(Entries with figure data)
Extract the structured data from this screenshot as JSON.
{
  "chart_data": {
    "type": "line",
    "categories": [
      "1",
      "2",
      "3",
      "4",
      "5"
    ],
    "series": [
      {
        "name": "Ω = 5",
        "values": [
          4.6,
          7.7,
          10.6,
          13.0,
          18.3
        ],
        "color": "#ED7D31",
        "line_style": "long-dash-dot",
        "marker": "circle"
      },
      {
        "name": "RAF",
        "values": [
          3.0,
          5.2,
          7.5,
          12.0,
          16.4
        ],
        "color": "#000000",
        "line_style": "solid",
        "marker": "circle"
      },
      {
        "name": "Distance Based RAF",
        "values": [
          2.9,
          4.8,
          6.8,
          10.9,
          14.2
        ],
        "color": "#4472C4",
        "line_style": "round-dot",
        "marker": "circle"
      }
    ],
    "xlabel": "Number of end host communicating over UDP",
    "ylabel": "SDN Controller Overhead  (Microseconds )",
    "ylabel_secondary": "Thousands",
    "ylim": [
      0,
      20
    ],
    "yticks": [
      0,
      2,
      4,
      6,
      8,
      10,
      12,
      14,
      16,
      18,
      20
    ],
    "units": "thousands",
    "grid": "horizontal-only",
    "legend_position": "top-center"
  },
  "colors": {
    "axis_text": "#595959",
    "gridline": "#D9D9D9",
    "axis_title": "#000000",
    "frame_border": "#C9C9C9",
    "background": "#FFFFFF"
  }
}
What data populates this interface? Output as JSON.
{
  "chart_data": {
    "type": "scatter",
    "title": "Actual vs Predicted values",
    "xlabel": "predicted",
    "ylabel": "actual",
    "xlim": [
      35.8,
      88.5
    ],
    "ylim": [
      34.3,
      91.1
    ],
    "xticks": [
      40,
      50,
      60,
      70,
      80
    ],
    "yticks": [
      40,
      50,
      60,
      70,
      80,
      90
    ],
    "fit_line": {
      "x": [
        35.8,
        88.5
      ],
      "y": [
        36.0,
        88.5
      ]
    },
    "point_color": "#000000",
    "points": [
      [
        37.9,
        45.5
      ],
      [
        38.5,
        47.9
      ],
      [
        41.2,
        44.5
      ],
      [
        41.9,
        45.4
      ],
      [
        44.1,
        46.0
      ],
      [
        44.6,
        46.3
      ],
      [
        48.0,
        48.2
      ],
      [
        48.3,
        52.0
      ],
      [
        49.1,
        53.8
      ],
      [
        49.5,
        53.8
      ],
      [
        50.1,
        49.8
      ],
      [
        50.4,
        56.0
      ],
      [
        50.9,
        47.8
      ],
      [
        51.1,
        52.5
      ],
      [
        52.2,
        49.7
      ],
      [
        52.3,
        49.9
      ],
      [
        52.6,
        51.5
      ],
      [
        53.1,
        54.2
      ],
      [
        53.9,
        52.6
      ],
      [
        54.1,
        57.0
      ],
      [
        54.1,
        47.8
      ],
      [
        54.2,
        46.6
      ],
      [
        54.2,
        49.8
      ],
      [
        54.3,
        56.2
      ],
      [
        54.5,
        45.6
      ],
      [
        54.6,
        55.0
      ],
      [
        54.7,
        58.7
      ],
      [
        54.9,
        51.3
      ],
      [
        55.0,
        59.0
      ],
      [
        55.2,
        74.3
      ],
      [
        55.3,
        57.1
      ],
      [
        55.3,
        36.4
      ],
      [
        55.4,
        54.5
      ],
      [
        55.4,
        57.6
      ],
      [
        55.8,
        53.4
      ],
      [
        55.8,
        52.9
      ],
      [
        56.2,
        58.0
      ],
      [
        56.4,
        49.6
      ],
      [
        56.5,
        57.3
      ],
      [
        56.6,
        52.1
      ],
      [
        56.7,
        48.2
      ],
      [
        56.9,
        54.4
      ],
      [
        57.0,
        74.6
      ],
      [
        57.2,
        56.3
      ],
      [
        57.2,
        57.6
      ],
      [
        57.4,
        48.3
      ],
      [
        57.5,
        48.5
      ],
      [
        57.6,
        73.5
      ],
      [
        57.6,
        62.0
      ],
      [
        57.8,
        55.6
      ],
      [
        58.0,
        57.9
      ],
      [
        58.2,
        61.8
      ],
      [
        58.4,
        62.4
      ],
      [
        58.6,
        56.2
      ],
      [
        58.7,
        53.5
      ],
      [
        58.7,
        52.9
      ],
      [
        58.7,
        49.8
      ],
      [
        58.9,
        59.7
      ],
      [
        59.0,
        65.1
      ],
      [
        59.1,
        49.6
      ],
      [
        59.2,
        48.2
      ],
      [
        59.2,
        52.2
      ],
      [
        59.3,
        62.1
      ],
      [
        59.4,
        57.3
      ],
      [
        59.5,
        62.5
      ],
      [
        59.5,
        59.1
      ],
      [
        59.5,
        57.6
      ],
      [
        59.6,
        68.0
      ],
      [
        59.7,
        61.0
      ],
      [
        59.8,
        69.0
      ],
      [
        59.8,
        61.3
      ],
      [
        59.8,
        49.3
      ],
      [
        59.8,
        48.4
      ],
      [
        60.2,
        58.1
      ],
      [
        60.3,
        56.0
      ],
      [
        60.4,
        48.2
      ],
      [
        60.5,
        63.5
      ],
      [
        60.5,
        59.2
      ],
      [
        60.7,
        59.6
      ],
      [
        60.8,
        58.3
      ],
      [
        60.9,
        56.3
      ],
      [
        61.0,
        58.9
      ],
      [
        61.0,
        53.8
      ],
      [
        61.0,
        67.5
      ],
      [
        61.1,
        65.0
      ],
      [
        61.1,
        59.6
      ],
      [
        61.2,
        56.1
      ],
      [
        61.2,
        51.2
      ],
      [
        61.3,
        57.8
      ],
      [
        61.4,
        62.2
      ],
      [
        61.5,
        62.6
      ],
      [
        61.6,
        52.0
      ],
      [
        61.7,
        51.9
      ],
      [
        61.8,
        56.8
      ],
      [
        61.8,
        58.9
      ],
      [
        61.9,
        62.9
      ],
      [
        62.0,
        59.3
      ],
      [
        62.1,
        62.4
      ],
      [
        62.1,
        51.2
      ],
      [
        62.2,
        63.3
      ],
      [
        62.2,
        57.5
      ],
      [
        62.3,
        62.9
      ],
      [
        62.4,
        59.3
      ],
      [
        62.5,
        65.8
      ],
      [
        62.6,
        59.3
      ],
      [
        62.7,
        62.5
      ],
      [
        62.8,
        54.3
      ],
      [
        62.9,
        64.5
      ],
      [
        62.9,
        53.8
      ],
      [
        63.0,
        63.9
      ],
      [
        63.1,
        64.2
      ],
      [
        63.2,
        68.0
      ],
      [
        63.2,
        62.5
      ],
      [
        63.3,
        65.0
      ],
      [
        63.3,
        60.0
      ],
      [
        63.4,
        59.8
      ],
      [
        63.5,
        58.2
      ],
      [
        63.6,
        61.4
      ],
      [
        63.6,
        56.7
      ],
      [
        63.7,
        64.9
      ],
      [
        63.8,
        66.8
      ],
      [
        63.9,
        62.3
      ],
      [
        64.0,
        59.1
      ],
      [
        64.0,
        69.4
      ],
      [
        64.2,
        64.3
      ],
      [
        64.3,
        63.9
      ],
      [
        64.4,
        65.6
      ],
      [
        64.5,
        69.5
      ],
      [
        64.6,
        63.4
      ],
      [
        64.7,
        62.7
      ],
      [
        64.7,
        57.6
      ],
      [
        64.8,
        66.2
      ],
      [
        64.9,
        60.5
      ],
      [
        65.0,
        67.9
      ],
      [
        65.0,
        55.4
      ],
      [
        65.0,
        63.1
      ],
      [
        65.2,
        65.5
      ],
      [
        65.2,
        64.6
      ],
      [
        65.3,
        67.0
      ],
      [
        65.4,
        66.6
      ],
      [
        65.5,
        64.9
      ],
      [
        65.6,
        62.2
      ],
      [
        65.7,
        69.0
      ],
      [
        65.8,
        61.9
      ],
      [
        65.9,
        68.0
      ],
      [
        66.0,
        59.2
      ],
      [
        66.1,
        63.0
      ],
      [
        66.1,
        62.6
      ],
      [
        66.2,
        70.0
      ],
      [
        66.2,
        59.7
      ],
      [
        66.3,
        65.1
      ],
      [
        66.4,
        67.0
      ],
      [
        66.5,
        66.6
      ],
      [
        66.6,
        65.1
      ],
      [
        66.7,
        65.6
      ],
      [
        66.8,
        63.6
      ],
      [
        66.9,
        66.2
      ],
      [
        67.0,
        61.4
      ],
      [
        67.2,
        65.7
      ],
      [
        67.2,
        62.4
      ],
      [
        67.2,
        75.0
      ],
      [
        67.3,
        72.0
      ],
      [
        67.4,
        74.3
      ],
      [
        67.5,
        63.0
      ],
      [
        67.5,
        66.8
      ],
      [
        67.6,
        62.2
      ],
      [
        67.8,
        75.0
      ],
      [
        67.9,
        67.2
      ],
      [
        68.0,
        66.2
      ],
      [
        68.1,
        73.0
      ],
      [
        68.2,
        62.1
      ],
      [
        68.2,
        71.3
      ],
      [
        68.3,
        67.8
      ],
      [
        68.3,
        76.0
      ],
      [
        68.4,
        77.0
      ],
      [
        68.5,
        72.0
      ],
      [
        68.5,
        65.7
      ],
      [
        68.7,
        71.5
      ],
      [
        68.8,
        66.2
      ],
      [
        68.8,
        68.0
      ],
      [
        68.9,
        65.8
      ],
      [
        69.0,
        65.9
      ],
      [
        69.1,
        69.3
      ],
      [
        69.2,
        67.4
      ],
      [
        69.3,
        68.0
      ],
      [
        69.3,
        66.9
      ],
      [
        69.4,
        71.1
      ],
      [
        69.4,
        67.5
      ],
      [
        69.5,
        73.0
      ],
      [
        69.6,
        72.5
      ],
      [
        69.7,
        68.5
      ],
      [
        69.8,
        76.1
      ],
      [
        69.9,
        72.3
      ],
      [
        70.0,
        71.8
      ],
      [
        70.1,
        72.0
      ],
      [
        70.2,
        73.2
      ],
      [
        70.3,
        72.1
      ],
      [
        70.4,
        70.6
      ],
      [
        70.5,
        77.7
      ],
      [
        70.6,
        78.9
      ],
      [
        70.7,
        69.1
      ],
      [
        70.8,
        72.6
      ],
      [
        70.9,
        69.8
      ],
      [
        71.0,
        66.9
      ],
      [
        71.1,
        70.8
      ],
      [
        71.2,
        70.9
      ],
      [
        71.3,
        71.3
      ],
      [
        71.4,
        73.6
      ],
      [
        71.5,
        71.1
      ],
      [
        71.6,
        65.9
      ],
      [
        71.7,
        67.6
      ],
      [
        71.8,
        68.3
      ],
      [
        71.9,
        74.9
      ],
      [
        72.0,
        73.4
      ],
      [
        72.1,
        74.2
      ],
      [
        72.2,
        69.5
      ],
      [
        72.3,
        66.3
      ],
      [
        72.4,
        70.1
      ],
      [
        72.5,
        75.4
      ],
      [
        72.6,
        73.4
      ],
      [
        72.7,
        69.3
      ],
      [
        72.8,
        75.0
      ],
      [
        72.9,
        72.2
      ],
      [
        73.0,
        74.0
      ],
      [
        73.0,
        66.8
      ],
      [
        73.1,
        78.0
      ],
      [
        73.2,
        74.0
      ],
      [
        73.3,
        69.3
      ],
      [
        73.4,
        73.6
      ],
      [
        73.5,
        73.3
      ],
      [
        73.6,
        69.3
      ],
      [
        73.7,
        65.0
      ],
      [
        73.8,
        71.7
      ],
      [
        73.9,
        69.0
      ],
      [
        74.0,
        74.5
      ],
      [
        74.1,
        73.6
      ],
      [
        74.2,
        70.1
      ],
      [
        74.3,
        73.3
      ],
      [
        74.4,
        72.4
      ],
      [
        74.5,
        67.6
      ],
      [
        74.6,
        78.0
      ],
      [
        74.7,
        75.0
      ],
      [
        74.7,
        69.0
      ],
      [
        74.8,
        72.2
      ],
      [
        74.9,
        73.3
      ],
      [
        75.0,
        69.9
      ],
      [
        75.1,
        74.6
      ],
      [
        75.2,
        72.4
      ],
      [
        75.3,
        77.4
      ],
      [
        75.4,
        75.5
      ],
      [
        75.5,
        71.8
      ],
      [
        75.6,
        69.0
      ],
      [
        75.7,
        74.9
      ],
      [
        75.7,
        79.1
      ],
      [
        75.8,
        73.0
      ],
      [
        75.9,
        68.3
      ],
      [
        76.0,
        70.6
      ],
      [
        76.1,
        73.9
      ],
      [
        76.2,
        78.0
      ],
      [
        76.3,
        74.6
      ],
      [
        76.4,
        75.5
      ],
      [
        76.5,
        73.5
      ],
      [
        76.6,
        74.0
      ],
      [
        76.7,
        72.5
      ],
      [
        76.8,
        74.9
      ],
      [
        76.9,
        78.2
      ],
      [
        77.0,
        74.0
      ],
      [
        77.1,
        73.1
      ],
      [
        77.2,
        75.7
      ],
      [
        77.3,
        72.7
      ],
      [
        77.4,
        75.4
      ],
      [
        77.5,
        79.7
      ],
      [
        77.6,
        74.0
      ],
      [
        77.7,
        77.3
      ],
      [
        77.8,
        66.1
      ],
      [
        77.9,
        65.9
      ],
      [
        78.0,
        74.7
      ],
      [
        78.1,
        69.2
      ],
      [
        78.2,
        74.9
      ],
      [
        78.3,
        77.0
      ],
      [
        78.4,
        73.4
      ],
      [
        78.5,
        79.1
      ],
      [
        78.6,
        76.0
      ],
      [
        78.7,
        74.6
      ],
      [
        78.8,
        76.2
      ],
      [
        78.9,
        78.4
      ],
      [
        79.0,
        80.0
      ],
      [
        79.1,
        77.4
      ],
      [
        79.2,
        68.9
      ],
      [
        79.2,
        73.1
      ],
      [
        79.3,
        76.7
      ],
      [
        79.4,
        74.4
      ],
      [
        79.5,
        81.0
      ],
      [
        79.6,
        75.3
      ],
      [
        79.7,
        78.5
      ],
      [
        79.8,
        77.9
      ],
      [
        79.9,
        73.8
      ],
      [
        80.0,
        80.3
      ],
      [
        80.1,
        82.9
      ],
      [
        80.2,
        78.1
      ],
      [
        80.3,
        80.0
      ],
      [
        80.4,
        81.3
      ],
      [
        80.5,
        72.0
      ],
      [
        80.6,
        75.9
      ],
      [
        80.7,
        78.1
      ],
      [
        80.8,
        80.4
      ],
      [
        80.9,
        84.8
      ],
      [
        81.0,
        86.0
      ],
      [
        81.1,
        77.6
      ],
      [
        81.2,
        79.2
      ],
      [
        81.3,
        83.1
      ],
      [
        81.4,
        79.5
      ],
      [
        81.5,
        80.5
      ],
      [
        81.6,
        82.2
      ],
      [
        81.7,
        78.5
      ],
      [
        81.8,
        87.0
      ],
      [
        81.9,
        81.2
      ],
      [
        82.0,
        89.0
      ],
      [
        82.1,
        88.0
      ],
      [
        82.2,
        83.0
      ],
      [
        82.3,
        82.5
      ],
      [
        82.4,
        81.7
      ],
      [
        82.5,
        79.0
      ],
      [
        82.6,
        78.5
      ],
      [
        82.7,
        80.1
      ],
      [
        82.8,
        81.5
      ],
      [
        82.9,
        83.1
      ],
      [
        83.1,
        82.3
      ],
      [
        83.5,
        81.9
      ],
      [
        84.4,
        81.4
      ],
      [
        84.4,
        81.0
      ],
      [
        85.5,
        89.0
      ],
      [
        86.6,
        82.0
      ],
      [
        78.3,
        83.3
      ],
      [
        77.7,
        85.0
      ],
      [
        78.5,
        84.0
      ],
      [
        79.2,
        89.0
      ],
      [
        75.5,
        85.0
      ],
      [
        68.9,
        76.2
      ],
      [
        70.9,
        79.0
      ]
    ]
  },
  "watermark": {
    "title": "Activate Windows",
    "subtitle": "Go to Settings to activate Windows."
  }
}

• [REQUEST]: Take every line from the records above that has the word "xlabel" and copy it.

• [CORRECT RESULT]:
    "xlabel": "Number of end host communicating over UDP",
    "xlabel": "predicted",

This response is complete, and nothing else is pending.